> [Exercise]: Each record below should be repeated precisely as written.

> [Entries supplied]:
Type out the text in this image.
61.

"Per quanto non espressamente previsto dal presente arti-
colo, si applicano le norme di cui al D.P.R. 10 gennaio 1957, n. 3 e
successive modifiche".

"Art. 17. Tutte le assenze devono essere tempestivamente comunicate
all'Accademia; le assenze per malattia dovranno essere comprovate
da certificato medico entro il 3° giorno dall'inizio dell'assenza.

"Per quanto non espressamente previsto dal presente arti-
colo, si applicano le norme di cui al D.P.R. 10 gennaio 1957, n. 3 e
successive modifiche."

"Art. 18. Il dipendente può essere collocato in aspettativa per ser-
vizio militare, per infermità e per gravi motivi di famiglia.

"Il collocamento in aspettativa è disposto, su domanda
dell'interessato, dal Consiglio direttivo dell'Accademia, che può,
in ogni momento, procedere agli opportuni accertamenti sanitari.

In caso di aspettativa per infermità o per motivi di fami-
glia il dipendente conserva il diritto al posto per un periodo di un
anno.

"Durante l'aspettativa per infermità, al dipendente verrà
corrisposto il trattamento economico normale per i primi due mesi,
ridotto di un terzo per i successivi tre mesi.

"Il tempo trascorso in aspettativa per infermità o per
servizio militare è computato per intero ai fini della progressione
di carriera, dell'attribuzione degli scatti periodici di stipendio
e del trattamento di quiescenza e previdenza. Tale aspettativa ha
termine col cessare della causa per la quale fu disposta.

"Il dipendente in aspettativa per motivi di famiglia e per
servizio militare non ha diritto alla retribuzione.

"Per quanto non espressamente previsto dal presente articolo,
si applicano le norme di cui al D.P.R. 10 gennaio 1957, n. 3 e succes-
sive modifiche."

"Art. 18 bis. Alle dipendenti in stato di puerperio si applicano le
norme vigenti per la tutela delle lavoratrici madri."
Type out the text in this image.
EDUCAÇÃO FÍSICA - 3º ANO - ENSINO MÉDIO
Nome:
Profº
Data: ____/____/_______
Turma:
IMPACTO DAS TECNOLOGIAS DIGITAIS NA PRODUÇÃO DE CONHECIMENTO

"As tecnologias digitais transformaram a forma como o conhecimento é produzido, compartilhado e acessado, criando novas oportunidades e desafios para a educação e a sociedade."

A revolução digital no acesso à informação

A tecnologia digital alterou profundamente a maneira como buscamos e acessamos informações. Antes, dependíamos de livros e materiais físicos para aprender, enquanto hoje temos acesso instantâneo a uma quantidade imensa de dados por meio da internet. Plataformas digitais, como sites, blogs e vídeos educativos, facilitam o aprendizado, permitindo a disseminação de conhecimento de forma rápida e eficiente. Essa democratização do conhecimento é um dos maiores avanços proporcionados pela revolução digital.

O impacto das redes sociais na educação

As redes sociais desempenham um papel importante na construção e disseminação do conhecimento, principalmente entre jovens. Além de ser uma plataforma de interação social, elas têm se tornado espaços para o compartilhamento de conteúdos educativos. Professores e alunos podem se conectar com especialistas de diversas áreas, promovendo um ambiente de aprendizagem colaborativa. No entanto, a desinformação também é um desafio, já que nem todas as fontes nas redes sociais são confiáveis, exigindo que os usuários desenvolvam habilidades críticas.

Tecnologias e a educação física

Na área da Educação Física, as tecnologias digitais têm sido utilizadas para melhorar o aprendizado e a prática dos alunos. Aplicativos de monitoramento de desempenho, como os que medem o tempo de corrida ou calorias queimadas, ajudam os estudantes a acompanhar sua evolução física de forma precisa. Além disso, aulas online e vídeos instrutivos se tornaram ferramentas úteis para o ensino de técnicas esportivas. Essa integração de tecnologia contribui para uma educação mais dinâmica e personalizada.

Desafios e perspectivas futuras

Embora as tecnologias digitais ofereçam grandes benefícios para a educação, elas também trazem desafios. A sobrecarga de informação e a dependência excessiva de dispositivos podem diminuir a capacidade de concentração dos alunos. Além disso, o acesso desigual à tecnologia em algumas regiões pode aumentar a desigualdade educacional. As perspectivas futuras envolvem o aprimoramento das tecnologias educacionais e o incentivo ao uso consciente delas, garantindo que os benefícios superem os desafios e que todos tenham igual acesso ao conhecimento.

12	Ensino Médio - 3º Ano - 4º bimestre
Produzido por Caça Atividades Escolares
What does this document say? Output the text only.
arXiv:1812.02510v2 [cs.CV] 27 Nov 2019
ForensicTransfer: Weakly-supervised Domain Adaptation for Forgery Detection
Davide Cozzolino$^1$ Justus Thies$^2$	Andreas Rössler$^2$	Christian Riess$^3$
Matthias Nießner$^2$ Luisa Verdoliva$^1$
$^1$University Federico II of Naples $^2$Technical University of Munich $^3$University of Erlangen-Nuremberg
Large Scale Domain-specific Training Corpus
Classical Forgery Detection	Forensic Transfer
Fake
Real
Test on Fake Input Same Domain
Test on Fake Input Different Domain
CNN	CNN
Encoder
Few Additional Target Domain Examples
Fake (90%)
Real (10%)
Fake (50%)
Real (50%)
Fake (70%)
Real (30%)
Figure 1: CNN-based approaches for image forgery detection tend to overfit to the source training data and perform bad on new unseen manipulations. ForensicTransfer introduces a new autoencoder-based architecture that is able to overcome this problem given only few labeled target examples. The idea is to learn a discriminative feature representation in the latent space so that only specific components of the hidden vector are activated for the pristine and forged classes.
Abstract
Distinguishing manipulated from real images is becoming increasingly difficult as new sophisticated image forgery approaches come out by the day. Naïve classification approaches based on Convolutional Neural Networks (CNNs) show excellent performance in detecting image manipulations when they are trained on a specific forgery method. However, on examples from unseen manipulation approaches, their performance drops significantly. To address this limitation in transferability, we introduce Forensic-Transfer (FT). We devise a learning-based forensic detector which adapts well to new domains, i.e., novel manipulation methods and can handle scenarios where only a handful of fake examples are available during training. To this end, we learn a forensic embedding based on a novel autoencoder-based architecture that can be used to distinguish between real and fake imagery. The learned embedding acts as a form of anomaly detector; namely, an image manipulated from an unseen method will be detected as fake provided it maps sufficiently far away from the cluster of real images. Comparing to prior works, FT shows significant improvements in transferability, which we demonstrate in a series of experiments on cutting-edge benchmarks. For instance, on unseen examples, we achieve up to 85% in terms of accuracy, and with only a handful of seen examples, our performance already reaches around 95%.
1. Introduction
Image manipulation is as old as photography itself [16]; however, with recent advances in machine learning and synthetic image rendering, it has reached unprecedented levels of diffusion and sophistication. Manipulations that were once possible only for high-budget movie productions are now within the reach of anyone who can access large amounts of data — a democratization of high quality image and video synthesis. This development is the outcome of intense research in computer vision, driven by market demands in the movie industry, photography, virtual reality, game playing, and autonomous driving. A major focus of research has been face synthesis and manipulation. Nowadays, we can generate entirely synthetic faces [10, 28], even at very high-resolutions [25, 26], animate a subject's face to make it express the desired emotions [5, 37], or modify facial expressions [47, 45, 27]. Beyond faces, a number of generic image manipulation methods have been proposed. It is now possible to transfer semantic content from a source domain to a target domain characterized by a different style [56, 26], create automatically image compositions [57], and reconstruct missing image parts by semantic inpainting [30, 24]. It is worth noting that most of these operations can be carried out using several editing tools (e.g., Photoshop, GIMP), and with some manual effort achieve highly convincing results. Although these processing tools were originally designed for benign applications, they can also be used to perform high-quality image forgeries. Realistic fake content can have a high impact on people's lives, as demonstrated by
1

> [Solution]:
Type out the text in this image.
61.

"Per quanto non espressamente previsto dal presente arti-
colo, si applicano le norme di cui al D.P.R. 10 gennaio 1957, n. 3 e
successive modifiche".

"Art. 17. Tutte le assenze devono essere tempestivamente comunicate
all'Accademia; le assenze per malattia dovranno essere comprovate
da certificato medico entro il 3° giorno dall'inizio dell'assenza.

"Per quanto non espressamente previsto dal presente arti-
colo, si applicano le norme di cui al D.P.R. 10 gennaio 1957, n. 3 e
successive modifiche."

"Art. 18. Il dipendente può essere collocato in aspettativa per ser-
vizio militare, per infermità e per gravi motivi di famiglia.

"Il collocamento in aspettativa è disposto, su domanda
dell'interessato, dal Consiglio direttivo dell'Accademia, che può,
in ogni momento, procedere agli opportuni accertamenti sanitari.

In caso di aspettativa per infermità o per motivi di fami-
glia il dipendente conserva il diritto al posto per un periodo di un
anno.

"Durante l'aspettativa per infermità, al dipendente verrà
corrisposto il trattamento economico normale per i primi due mesi,
ridotto di un terzo per i successivi tre mesi.

"Il tempo trascorso in aspettativa per infermità o per
servizio militare è computato per intero ai fini della progressione
di carriera, dell'attribuzione degli scatti periodici di stipendio
e del trattamento di quiescenza e previdenza. Tale aspettativa ha
termine col cessare della causa per la quale fu disposta.

"Il dipendente in aspettativa per motivi di famiglia e per
servizio militare non ha diritto alla retribuzione.

"Per quanto non espressamente previsto dal presente articolo,
si applicano le norme di cui al D.P.R. 10 gennaio 1957, n. 3 e succes-
sive modifiche."

"Art. 18 bis. Alle dipendenti in stato di puerperio si applicano le
norme vigenti per la tutela delle lavoratrici madri."
Type out the text in this image.
EDUCAÇÃO FÍSICA - 3º ANO - ENSINO MÉDIO
Nome:
Profº
Data: ____/____/_______
Turma:
IMPACTO DAS TECNOLOGIAS DIGITAIS NA PRODUÇÃO DE CONHECIMENTO

"As tecnologias digitais transformaram a forma como o conhecimento é produzido, compartilhado e acessado, criando novas oportunidades e desafios para a educação e a sociedade."

A revolução digital no acesso à informação

A tecnologia digital alterou profundamente a maneira como buscamos e acessamos informações. Antes, dependíamos de livros e materiais físicos para aprender, enquanto hoje temos acesso instantâneo a uma quantidade imensa de dados por meio da internet. Plataformas digitais, como sites, blogs e vídeos educativos, facilitam o aprendizado, permitindo a disseminação de conhecimento de forma rápida e eficiente. Essa democratização do conhecimento é um dos maiores avanços proporcionados pela revolução digital.

O impacto das redes sociais na educação

As redes sociais desempenham um papel importante na construção e disseminação do conhecimento, principalmente entre jovens. Além de ser uma plataforma de interação social, elas têm se tornado espaços para o compartilhamento de conteúdos educativos. Professores e alunos podem se conectar com especialistas de diversas áreas, promovendo um ambiente de aprendizagem colaborativa. No entanto, a desinformação também é um desafio, já que nem todas as fontes nas redes sociais são confiáveis, exigindo que os usuários desenvolvam habilidades críticas.

Tecnologias e a educação física

Na área da Educação Física, as tecnologias digitais têm sido utilizadas para melhorar o aprendizado e a prática dos alunos. Aplicativos de monitoramento de desempenho, como os que medem o tempo de corrida ou calorias queimadas, ajudam os estudantes a acompanhar sua evolução física de forma precisa. Além disso, aulas online e vídeos instrutivos se tornaram ferramentas úteis para o ensino de técnicas esportivas. Essa integração de tecnologia contribui para uma educação mais dinâmica e personalizada.

Desafios e perspectivas futuras

Embora as tecnologias digitais ofereçam grandes benefícios para a educação, elas também trazem desafios. A sobrecarga de informação e a dependência excessiva de dispositivos podem diminuir a capacidade de concentração dos alunos. Além disso, o acesso desigual à tecnologia em algumas regiões pode aumentar a desigualdade educacional. As perspectivas futuras envolvem o aprimoramento das tecnologias educacionais e o incentivo ao uso consciente delas, garantindo que os benefícios superem os desafios e que todos tenham igual acesso ao conhecimento.

12	Ensino Médio - 3º Ano - 4º bimestre
Produzido por Caça Atividades Escolares
What does this document say? Output the text only.
arXiv:1812.02510v2 [cs.CV] 27 Nov 2019
ForensicTransfer: Weakly-supervised Domain Adaptation for Forgery Detection
Davide Cozzolino$^1$ Justus Thies$^2$	Andreas Rössler$^2$	Christian Riess$^3$
Matthias Nießner$^2$ Luisa Verdoliva$^1$
$^1$University Federico II of Naples $^2$Technical University of Munich $^3$University of Erlangen-Nuremberg
Large Scale Domain-specific Training Corpus
Classical Forgery Detection	Forensic Transfer
Fake
Real
Test on Fake Input Same Domain
Test on Fake Input Different Domain
CNN	CNN
Encoder
Few Additional Target Domain Examples
Fake (90%)
Real (10%)
Fake (50%)
Real (50%)
Fake (70%)
Real (30%)
Figure 1: CNN-based approaches for image forgery detection tend to overfit to the source training data and perform bad on new unseen manipulations. ForensicTransfer introduces a new autoencoder-based architecture that is able to overcome this problem given only few labeled target examples. The idea is to learn a discriminative feature representation in the latent space so that only specific components of the hidden vector are activated for the pristine and forged classes.
Abstract
Distinguishing manipulated from real images is becoming increasingly difficult as new sophisticated image forgery approaches come out by the day. Naïve classification approaches based on Convolutional Neural Networks (CNNs) show excellent performance in detecting image manipulations when they are trained on a specific forgery method. However, on examples from unseen manipulation approaches, their performance drops significantly. To address this limitation in transferability, we introduce Forensic-Transfer (FT). We devise a learning-based forensic detector which adapts well to new domains, i.e., novel manipulation methods and can handle scenarios where only a handful of fake examples are available during training. To this end, we learn a forensic embedding based on a novel autoencoder-based architecture that can be used to distinguish between real and fake imagery. The learned embedding acts as a form of anomaly detector; namely, an image manipulated from an unseen method will be detected as fake provided it maps sufficiently far away from the cluster of real images. Comparing to prior works, FT shows significant improvements in transferability, which we demonstrate in a series of experiments on cutting-edge benchmarks. For instance, on unseen examples, we achieve up to 85% in terms of accuracy, and with only a handful of seen examples, our performance already reaches around 95%.
1. Introduction
Image manipulation is as old as photography itself [16]; however, with recent advances in machine learning and synthetic image rendering, it has reached unprecedented levels of diffusion and sophistication. Manipulations that were once possible only for high-budget movie productions are now within the reach of anyone who can access large amounts of data — a democratization of high quality image and video synthesis. This development is the outcome of intense research in computer vision, driven by market demands in the movie industry, photography, virtual reality, game playing, and autonomous driving. A major focus of research has been face synthesis and manipulation. Nowadays, we can generate entirely synthetic faces [10, 28], even at very high-resolutions [25, 26], animate a subject's face to make it express the desired emotions [5, 37], or modify facial expressions [47, 45, 27]. Beyond faces, a number of generic image manipulation methods have been proposed. It is now possible to transfer semantic content from a source domain to a target domain characterized by a different style [56, 26], create automatically image compositions [57], and reconstruct missing image parts by semantic inpainting [30, 24]. It is worth noting that most of these operations can be carried out using several editing tools (e.g., Photoshop, GIMP), and with some manual effort achieve highly convincing results. Although these processing tools were originally designed for benign applications, they can also be used to perform high-quality image forgeries. Realistic fake content can have a high impact on people's lives, as demonstrated by
1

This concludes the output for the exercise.